WRITTEN INSTRUCTION: Count, in the entries below, the lines in which "Mahalle" occurs. Give the number, nothing more.

RECORDS TO PROCESS:

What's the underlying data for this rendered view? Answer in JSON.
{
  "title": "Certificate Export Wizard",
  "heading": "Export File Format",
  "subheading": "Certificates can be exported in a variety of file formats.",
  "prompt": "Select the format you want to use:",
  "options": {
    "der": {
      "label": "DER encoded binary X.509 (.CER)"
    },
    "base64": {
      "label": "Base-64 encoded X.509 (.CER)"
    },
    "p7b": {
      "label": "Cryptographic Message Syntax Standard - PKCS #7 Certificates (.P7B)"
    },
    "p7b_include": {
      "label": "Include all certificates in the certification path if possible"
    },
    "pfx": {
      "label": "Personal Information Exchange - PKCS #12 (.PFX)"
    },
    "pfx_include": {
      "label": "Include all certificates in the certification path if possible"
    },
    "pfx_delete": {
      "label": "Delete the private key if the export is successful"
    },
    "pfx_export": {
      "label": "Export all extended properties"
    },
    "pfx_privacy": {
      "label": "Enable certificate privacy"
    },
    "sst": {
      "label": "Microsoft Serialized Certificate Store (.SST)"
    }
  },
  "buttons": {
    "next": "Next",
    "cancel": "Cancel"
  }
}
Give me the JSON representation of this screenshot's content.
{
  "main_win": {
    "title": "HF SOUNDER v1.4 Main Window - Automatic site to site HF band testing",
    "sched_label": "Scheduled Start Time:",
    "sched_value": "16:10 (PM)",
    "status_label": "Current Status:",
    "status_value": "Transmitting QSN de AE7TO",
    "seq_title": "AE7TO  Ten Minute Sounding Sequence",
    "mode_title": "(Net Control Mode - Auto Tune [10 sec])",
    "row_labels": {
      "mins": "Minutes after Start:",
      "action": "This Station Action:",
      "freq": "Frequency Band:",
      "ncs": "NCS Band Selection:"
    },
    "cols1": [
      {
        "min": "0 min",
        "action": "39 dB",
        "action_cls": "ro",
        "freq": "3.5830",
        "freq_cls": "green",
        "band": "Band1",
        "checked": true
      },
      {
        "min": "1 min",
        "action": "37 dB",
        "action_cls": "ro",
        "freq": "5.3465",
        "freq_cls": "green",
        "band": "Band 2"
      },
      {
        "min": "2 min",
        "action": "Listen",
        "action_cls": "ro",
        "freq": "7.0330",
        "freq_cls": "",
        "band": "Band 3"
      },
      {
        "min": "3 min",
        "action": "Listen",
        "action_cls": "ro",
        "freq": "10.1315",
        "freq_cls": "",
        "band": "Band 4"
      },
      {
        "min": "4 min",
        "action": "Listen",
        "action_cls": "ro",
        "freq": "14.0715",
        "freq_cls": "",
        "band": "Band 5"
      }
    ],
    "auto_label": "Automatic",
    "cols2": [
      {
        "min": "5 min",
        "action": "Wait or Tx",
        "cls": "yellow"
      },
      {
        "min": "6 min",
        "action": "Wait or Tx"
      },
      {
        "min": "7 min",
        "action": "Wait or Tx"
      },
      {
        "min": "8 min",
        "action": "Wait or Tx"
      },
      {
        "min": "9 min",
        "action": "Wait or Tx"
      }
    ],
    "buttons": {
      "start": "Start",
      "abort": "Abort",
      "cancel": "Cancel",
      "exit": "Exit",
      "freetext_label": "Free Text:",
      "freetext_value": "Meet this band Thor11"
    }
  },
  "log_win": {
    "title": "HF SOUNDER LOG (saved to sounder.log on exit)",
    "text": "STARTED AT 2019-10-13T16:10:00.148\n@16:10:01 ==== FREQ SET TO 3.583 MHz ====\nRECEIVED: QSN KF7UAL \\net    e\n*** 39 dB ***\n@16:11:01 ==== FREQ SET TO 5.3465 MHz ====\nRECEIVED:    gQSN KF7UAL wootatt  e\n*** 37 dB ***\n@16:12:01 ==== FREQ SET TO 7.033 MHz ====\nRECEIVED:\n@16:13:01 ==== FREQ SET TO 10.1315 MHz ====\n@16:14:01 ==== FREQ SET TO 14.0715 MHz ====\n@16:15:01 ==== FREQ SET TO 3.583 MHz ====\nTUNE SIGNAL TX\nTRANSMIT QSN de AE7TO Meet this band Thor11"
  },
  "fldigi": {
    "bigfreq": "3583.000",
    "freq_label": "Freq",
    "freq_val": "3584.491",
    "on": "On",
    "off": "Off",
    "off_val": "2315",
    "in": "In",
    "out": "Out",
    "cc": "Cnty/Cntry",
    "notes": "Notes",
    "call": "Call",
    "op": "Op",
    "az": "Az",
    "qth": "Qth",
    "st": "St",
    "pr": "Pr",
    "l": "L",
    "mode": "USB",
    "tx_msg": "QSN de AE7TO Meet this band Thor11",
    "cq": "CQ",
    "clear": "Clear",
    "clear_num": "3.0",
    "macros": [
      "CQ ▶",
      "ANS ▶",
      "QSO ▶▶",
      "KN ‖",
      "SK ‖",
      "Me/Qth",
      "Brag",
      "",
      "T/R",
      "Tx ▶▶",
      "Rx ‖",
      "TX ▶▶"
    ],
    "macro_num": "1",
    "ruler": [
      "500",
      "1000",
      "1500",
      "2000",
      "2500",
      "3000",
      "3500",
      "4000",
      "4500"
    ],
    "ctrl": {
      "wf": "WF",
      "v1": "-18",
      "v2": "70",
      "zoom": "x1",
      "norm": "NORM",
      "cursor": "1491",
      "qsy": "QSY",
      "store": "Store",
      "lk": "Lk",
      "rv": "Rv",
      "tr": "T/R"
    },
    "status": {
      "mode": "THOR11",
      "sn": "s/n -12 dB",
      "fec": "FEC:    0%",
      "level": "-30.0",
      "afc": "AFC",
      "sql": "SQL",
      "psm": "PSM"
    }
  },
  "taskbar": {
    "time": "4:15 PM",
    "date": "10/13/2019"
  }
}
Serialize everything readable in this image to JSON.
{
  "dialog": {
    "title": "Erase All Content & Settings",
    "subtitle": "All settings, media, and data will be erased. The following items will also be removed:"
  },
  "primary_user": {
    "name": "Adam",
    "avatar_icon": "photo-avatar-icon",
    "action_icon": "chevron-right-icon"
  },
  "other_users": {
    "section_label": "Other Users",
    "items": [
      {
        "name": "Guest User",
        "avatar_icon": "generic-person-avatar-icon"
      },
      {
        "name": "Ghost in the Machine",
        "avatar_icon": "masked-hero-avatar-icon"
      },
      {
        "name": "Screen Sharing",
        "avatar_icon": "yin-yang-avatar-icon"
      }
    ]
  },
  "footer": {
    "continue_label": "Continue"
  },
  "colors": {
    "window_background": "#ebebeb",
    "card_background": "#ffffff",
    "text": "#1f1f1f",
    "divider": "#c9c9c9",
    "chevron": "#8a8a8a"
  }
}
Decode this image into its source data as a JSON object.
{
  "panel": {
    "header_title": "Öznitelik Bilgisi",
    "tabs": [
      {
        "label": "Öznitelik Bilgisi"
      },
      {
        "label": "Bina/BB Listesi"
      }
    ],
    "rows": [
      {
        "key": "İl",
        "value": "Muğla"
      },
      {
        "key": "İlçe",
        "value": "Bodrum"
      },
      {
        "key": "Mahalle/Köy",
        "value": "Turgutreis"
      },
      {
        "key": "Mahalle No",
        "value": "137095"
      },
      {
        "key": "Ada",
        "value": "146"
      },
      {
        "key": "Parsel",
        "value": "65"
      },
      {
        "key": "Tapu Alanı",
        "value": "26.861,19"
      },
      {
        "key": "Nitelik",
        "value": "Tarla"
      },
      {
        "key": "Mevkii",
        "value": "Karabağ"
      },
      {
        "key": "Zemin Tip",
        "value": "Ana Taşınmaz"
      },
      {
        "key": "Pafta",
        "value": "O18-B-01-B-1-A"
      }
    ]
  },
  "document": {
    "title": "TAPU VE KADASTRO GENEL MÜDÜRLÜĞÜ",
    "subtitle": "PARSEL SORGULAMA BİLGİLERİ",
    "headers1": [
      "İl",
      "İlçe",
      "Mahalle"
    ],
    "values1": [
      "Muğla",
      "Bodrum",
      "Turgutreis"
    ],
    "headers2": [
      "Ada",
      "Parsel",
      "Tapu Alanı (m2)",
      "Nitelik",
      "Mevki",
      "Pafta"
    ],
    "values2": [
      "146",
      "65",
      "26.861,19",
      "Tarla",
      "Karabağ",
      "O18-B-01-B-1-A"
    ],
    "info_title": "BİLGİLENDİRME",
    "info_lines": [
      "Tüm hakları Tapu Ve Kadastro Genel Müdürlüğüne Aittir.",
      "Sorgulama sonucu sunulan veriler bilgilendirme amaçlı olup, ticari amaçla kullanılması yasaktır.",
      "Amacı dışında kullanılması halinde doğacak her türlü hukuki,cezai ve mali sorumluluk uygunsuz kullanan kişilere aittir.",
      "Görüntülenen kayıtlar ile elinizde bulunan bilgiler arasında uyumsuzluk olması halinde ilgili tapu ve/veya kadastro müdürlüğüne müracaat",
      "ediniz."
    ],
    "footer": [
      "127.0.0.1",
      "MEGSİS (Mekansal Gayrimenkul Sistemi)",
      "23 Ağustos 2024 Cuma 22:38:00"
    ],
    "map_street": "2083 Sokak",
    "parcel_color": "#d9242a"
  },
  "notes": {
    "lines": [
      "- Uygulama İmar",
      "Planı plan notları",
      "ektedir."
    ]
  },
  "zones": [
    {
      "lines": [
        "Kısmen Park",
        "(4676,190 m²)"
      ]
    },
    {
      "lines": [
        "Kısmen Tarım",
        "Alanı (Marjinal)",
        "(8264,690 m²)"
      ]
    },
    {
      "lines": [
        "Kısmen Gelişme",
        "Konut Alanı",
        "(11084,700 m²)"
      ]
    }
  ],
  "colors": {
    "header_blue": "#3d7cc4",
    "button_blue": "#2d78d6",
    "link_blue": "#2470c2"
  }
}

FINAL RESULT: 3